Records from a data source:
*****

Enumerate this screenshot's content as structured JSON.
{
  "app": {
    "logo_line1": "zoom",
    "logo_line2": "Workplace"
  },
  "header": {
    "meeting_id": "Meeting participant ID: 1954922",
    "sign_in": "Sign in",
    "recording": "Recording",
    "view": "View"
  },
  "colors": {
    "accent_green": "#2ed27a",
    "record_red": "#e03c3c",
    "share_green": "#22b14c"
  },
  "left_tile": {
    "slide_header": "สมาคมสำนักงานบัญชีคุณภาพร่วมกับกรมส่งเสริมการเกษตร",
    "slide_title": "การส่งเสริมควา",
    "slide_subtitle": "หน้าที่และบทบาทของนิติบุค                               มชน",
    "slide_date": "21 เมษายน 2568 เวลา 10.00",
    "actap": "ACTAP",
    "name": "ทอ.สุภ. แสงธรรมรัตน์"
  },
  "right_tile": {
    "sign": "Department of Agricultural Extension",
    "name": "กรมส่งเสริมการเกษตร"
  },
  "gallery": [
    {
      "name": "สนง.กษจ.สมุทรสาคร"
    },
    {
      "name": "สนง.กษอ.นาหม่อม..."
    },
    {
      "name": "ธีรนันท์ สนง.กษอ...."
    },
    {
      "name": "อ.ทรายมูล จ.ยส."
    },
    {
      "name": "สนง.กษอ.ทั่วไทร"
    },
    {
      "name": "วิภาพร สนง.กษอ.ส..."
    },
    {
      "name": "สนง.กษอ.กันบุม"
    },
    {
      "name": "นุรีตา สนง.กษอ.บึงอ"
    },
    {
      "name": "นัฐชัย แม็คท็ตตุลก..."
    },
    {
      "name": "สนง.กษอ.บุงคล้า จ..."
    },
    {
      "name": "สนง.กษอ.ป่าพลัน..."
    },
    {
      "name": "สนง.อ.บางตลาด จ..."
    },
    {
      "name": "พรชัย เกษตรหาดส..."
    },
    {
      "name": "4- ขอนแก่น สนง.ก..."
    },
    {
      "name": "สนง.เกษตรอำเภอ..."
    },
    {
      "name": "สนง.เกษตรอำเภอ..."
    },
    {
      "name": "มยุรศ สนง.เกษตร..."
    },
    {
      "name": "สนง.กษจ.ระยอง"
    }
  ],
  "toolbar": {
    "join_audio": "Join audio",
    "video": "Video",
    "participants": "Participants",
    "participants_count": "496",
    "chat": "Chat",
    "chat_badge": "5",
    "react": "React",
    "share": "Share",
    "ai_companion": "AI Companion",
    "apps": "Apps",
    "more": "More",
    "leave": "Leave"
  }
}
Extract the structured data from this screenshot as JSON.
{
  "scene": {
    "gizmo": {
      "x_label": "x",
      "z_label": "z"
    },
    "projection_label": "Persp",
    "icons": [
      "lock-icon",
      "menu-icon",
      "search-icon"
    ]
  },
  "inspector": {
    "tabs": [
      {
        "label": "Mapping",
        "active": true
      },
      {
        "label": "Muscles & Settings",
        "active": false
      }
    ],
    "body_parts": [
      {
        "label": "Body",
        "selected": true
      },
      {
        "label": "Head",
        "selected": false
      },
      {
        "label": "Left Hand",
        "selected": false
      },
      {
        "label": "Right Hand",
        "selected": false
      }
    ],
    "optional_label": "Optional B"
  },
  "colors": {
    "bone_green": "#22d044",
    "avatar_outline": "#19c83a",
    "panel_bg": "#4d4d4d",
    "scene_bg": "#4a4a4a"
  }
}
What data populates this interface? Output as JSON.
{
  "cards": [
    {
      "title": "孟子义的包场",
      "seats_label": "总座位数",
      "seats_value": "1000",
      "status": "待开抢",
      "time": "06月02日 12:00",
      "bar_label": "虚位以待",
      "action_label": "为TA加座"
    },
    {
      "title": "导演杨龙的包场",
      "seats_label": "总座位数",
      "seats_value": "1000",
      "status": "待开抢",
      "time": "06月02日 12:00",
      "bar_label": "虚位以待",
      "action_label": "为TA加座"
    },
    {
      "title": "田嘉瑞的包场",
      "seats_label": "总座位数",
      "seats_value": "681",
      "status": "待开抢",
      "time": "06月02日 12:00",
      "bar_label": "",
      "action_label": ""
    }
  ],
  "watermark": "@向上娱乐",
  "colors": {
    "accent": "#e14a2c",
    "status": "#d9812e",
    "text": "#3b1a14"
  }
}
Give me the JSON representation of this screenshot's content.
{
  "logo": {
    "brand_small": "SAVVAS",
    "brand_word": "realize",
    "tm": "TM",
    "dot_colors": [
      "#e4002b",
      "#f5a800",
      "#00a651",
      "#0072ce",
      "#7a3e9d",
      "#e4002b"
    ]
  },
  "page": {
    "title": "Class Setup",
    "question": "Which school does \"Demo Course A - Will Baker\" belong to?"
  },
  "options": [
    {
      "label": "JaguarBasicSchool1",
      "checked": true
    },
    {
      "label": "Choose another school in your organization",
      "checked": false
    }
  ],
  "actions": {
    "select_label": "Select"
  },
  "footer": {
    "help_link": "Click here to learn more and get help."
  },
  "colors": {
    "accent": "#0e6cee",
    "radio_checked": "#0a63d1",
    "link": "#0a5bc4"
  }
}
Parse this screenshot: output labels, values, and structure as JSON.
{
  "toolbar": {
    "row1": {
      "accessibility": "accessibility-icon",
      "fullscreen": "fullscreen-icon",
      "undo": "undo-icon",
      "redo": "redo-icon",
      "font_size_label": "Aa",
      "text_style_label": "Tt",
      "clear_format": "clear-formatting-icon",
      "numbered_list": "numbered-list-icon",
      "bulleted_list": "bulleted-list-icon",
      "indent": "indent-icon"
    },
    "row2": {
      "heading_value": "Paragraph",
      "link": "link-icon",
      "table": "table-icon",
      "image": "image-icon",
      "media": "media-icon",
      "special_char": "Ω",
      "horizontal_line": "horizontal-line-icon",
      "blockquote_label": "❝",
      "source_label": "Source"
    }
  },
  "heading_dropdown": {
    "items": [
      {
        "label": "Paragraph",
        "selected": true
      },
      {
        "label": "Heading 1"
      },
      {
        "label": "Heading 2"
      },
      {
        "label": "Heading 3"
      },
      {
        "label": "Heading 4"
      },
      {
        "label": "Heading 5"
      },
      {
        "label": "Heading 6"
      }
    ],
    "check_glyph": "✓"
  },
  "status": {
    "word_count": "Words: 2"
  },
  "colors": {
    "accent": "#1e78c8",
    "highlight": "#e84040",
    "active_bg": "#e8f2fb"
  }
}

*****

> _STATED EXERCISE_
The records above must be output exactly, in full.

> _ANSWER FOR THIS EXERCISE_
Enumerate this screenshot's content as structured JSON.
{
  "app": {
    "logo_line1": "zoom",
    "logo_line2": "Workplace"
  },
  "header": {
    "meeting_id": "Meeting participant ID: 1954922",
    "sign_in": "Sign in",
    "recording": "Recording",
    "view": "View"
  },
  "colors": {
    "accent_green": "#2ed27a",
    "record_red": "#e03c3c",
    "share_green": "#22b14c"
  },
  "left_tile": {
    "slide_header": "สมาคมสำนักงานบัญชีคุณภาพร่วมกับกรมส่งเสริมการเกษตร",
    "slide_title": "การส่งเสริมควา",
    "slide_subtitle": "หน้าที่และบทบาทของนิติบุค                               มชน",
    "slide_date": "21 เมษายน 2568 เวลา 10.00",
    "actap": "ACTAP",
    "name": "ทอ.สุภ. แสงธรรมรัตน์"
  },
  "right_tile": {
    "sign": "Department of Agricultural Extension",
    "name": "กรมส่งเสริมการเกษตร"
  },
  "gallery": [
    {
      "name": "สนง.กษจ.สมุทรสาคร"
    },
    {
      "name": "สนง.กษอ.นาหม่อม..."
    },
    {
      "name": "ธีรนันท์ สนง.กษอ...."
    },
    {
      "name": "อ.ทรายมูล จ.ยส."
    },
    {
      "name": "สนง.กษอ.ทั่วไทร"
    },
    {
      "name": "วิภาพร สนง.กษอ.ส..."
    },
    {
      "name": "สนง.กษอ.กันบุม"
    },
    {
      "name": "นุรีตา สนง.กษอ.บึงอ"
    },
    {
      "name": "นัฐชัย แม็คท็ตตุลก..."
    },
    {
      "name": "สนง.กษอ.บุงคล้า จ..."
    },
    {
      "name": "สนง.กษอ.ป่าพลัน..."
    },
    {
      "name": "สนง.อ.บางตลาด จ..."
    },
    {
      "name": "พรชัย เกษตรหาดส..."
    },
    {
      "name": "4- ขอนแก่น สนง.ก..."
    },
    {
      "name": "สนง.เกษตรอำเภอ..."
    },
    {
      "name": "สนง.เกษตรอำเภอ..."
    },
    {
      "name": "มยุรศ สนง.เกษตร..."
    },
    {
      "name": "สนง.กษจ.ระยอง"
    }
  ],
  "toolbar": {
    "join_audio": "Join audio",
    "video": "Video",
    "participants": "Participants",
    "participants_count": "496",
    "chat": "Chat",
    "chat_badge": "5",
    "react": "React",
    "share": "Share",
    "ai_companion": "AI Companion",
    "apps": "Apps",
    "more": "More",
    "leave": "Leave"
  }
}
Extract the structured data from this screenshot as JSON.
{
  "scene": {
    "gizmo": {
      "x_label": "x",
      "z_label": "z"
    },
    "projection_label": "Persp",
    "icons": [
      "lock-icon",
      "menu-icon",
      "search-icon"
    ]
  },
  "inspector": {
    "tabs": [
      {
        "label": "Mapping",
        "active": true
      },
      {
        "label": "Muscles & Settings",
        "active": false
      }
    ],
    "body_parts": [
      {
        "label": "Body",
        "selected": true
      },
      {
        "label": "Head",
        "selected": false
      },
      {
        "label": "Left Hand",
        "selected": false
      },
      {
        "label": "Right Hand",
        "selected": false
      }
    ],
    "optional_label": "Optional B"
  },
  "colors": {
    "bone_green": "#22d044",
    "avatar_outline": "#19c83a",
    "panel_bg": "#4d4d4d",
    "scene_bg": "#4a4a4a"
  }
}
What data populates this interface? Output as JSON.
{
  "cards": [
    {
      "title": "孟子义的包场",
      "seats_label": "总座位数",
      "seats_value": "1000",
      "status": "待开抢",
      "time": "06月02日 12:00",
      "bar_label": "虚位以待",
      "action_label": "为TA加座"
    },
    {
      "title": "导演杨龙的包场",
      "seats_label": "总座位数",
      "seats_value": "1000",
      "status": "待开抢",
      "time": "06月02日 12:00",
      "bar_label": "虚位以待",
      "action_label": "为TA加座"
    },
    {
      "title": "田嘉瑞的包场",
      "seats_label": "总座位数",
      "seats_value": "681",
      "status": "待开抢",
      "time": "06月02日 12:00",
      "bar_label": "",
      "action_label": ""
    }
  ],
  "watermark": "@向上娱乐",
  "colors": {
    "accent": "#e14a2c",
    "status": "#d9812e",
    "text": "#3b1a14"
  }
}
Give me the JSON representation of this screenshot's content.
{
  "logo": {
    "brand_small": "SAVVAS",
    "brand_word": "realize",
    "tm": "TM",
    "dot_colors": [
      "#e4002b",
      "#f5a800",
      "#00a651",
      "#0072ce",
      "#7a3e9d",
      "#e4002b"
    ]
  },
  "page": {
    "title": "Class Setup",
    "question": "Which school does \"Demo Course A - Will Baker\" belong to?"
  },
  "options": [
    {
      "label": "JaguarBasicSchool1",
      "checked": true
    },
    {
      "label": "Choose another school in your organization",
      "checked": false
    }
  ],
  "actions": {
    "select_label": "Select"
  },
  "footer": {
    "help_link": "Click here to learn more and get help."
  },
  "colors": {
    "accent": "#0e6cee",
    "radio_checked": "#0a63d1",
    "link": "#0a5bc4"
  }
}
Parse this screenshot: output labels, values, and structure as JSON.
{
  "toolbar": {
    "row1": {
      "accessibility": "accessibility-icon",
      "fullscreen": "fullscreen-icon",
      "undo": "undo-icon",
      "redo": "redo-icon",
      "font_size_label": "Aa",
      "text_style_label": "Tt",
      "clear_format": "clear-formatting-icon",
      "numbered_list": "numbered-list-icon",
      "bulleted_list": "bulleted-list-icon",
      "indent": "indent-icon"
    },
    "row2": {
      "heading_value": "Paragraph",
      "link": "link-icon",
      "table": "table-icon",
      "image": "image-icon",
      "media": "media-icon",
      "special_char": "Ω",
      "horizontal_line": "horizontal-line-icon",
      "blockquote_label": "❝",
      "source_label": "Source"
    }
  },
  "heading_dropdown": {
    "items": [
      {
        "label": "Paragraph",
        "selected": true
      },
      {
        "label": "Heading 1"
      },
      {
        "label": "Heading 2"
      },
      {
        "label": "Heading 3"
      },
      {
        "label": "Heading 4"
      },
      {
        "label": "Heading 5"
      },
      {
        "label": "Heading 6"
      }
    ],
    "check_glyph": "✓"
  },
  "status": {
    "word_count": "Words: 2"
  },
  "colors": {
    "accent": "#1e78c8",
    "highlight": "#e84040",
    "active_bg": "#e8f2fb"
  }
}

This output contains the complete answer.